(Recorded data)
* Begin *

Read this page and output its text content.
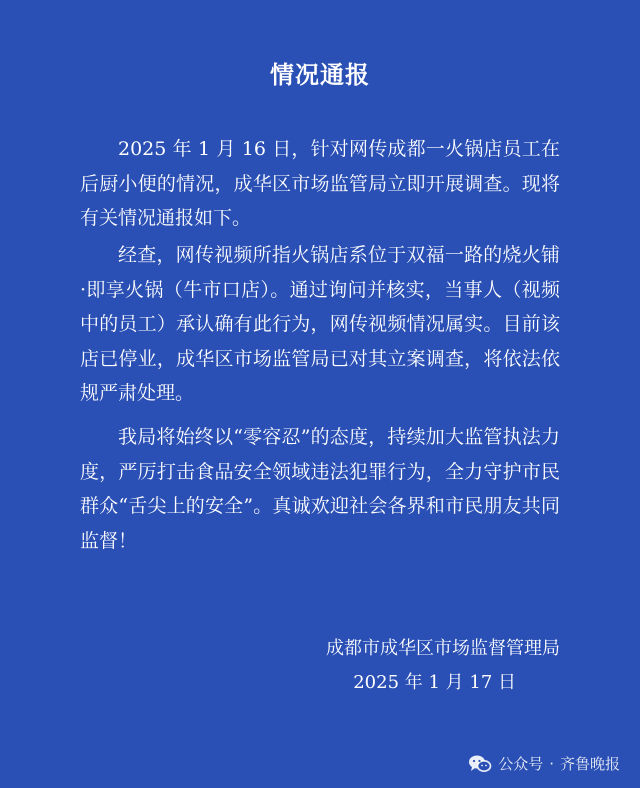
情况通报

2025 年 1 月 16 日，针对网传成都一火锅店员工在后厨小便的情况，成华区市场监管局立即开展调查。现将有关情况通报如下。

经查，网传视频所指火锅店系位于双福一路的烧火铺·即享火锅（牛市口店）。通过询问并核实，当事人（视频中的员工）承认确有此行为，网传视频情况属实。目前该店已停业，成华区市场监管局已对其立案调查，将依法依规严肃处理。

我局将始终以“零容忍”的态度，持续加大监管执法力度，严厉打击食品安全领域违法犯罪行为，全力守护市民群众“舌尖上的安全”。真诚欢迎社会各界和市民朋友共同监督！

成都市成华区市场监督管理局
2025 年 1 月 17 日
公众号 · 齐鲁晚报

* End *

§ Stated goal
Copy the records above exactly, leaving out every picture.

§ Correct answer
Read this page and output its text content.
情况通报

2025 年 1 月 16 日，针对网传成都一火锅店员工在后厨小便的情况，成华区市场监管局立即开展调查。现将有关情况通报如下。

经查，网传视频所指火锅店系位于双福一路的烧火铺·即享火锅（牛市口店）。通过询问并核实，当事人（视频中的员工）承认确有此行为，网传视频情况属实。目前该店已停业，成华区市场监管局已对其立案调查，将依法依规严肃处理。

我局将始终以“零容忍”的态度，持续加大监管执法力度，严厉打击食品安全领域违法犯罪行为，全力守护市民群众“舌尖上的安全”。真诚欢迎社会各界和市民朋友共同监督！

成都市成华区市场监督管理局
2025 年 1 月 17 日
公众号 · 齐鲁晚报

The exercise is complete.